PROVIDED ENTRIES >>
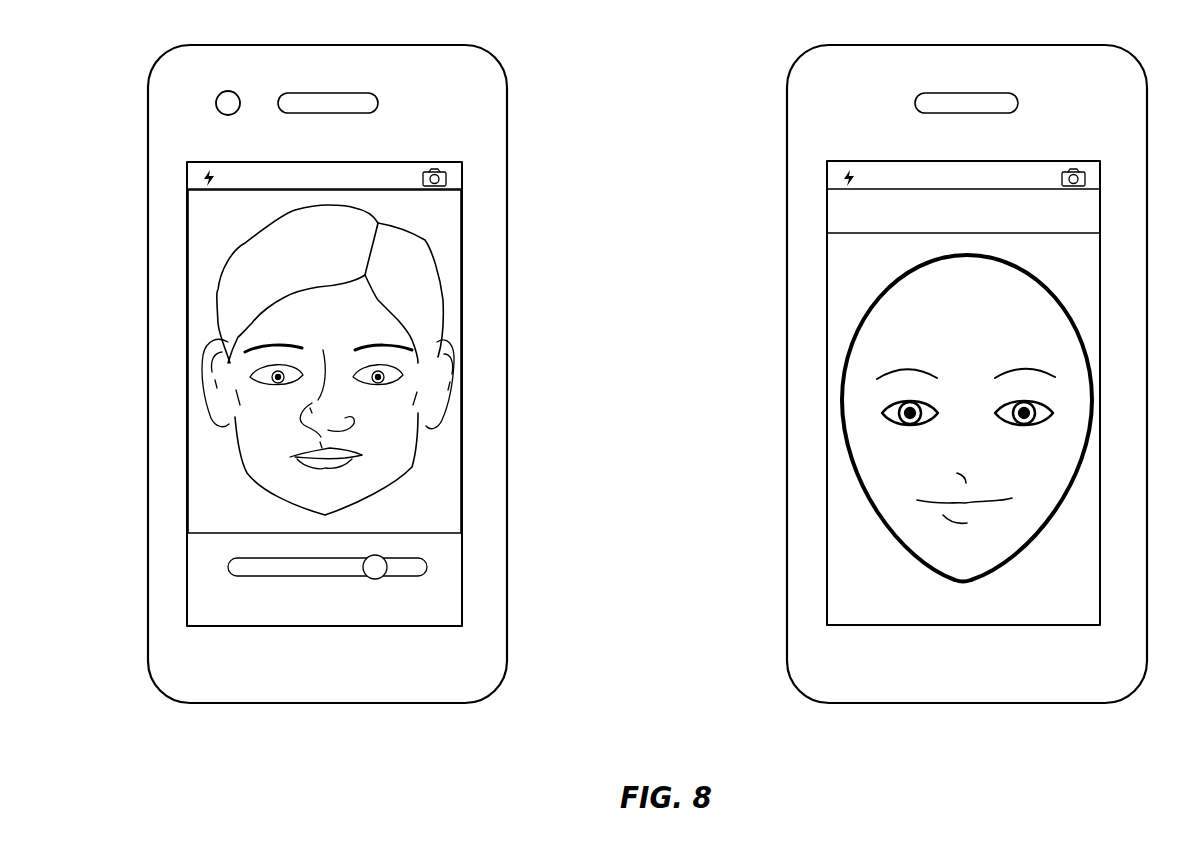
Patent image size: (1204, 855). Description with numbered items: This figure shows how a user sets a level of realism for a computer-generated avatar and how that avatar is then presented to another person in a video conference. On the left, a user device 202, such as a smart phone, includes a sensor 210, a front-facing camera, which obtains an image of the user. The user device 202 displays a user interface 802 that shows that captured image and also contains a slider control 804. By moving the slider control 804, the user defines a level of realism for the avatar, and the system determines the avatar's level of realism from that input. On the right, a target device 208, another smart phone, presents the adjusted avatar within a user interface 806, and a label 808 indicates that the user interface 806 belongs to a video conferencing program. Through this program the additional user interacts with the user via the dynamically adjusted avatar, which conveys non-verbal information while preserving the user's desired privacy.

The user device 202 is at (148, 115).
The sensor 210 is at (217, 92).
The user interface 802 is at (187, 357).
The slider control 804 is at (187, 580).
The target device 208 is at (787, 115).
The label 808 is at (827, 212).
The user interface 806 is at (827, 415).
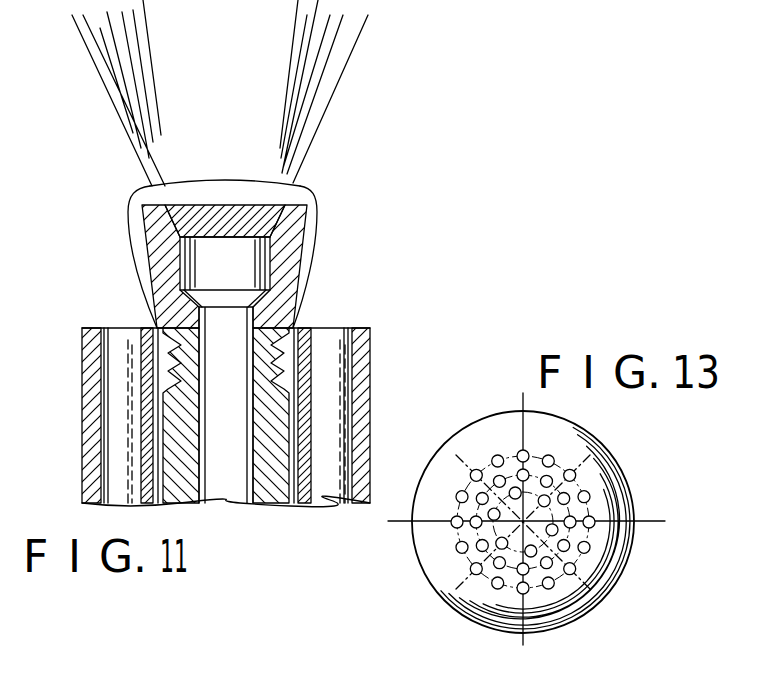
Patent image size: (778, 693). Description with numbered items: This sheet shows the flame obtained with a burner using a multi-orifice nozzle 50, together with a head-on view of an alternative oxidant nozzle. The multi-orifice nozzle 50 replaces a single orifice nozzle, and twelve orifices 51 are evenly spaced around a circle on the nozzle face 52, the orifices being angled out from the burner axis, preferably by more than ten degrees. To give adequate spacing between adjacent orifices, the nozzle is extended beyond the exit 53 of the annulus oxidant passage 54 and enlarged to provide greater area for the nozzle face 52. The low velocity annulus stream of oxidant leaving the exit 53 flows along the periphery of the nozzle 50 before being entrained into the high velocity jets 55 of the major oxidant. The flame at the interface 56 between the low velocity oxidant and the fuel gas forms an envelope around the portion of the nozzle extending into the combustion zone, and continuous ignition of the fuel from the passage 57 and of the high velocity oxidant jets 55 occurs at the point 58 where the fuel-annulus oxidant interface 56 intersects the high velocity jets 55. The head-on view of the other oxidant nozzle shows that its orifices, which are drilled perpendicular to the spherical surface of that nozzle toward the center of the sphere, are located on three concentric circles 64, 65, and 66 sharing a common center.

STATED PROBLEM >> Rewrite every row, replacing "avatar" with "persona" and leaving everything else unchanged. Omit the pictures from your answer.

SOLUTION >>
Patent image size: (1204, 855). Description with numbered items: This figure shows how a user sets a level of realism for a computer-generated persona and how that persona is then presented to another person in a video conference. On the left, a user device 202, such as a smart phone, includes a sensor 210, a front-facing camera, which obtains an image of the user. The user device 202 displays a user interface 802 that shows that captured image and also contains a slider control 804. By moving the slider control 804, the user defines a level of realism for the persona, and the system determines the persona's level of realism from that input. On the right, a target device 208, another smart phone, presents the adjusted persona within a user interface 806, and a label 808 indicates that the user interface 806 belongs to a video conferencing program. Through this program the additional user interacts with the user via the dynamically adjusted persona, which conveys non-verbal information while preserving the user's desired privacy.

The user device 202 is at (148, 115).
The sensor 210 is at (217, 92).
The user interface 802 is at (187, 357).
The slider control 804 is at (187, 580).
The target device 208 is at (787, 115).
The label 808 is at (827, 212).
The user interface 806 is at (827, 415).
Patent image size: (778, 693). Description with numbered items: This sheet shows the flame obtained with a burner using a multi-orifice nozzle 50, together with a head-on view of an alternative oxidant nozzle. The multi-orifice nozzle 50 replaces a single orifice nozzle, and twelve orifices 51 are evenly spaced around a circle on the nozzle face 52, the orifices being angled out from the burner axis, preferably by more than ten degrees. To give adequate spacing between adjacent orifices, the nozzle is extended beyond the exit 53 of the annulus oxidant passage 54 and enlarged to provide greater area for the nozzle face 52. The low velocity annulus stream of oxidant leaving the exit 53 flows along the periphery of the nozzle 50 before being entrained into the high velocity jets 55 of the major oxidant. The flame at the interface 56 between the low velocity oxidant and the fuel gas forms an envelope around the portion of the nozzle extending into the combustion zone, and continuous ignition of the fuel from the passage 57 and of the high velocity oxidant jets 55 occurs at the point 58 where the fuel-annulus oxidant interface 56 intersects the high velocity jets 55. The head-on view of the other oxidant nozzle shows that its orifices, which are drilled perpendicular to the spherical surface of that nozzle toward the center of the sphere, are located on three concentric circles 64, 65, and 66 sharing a common center.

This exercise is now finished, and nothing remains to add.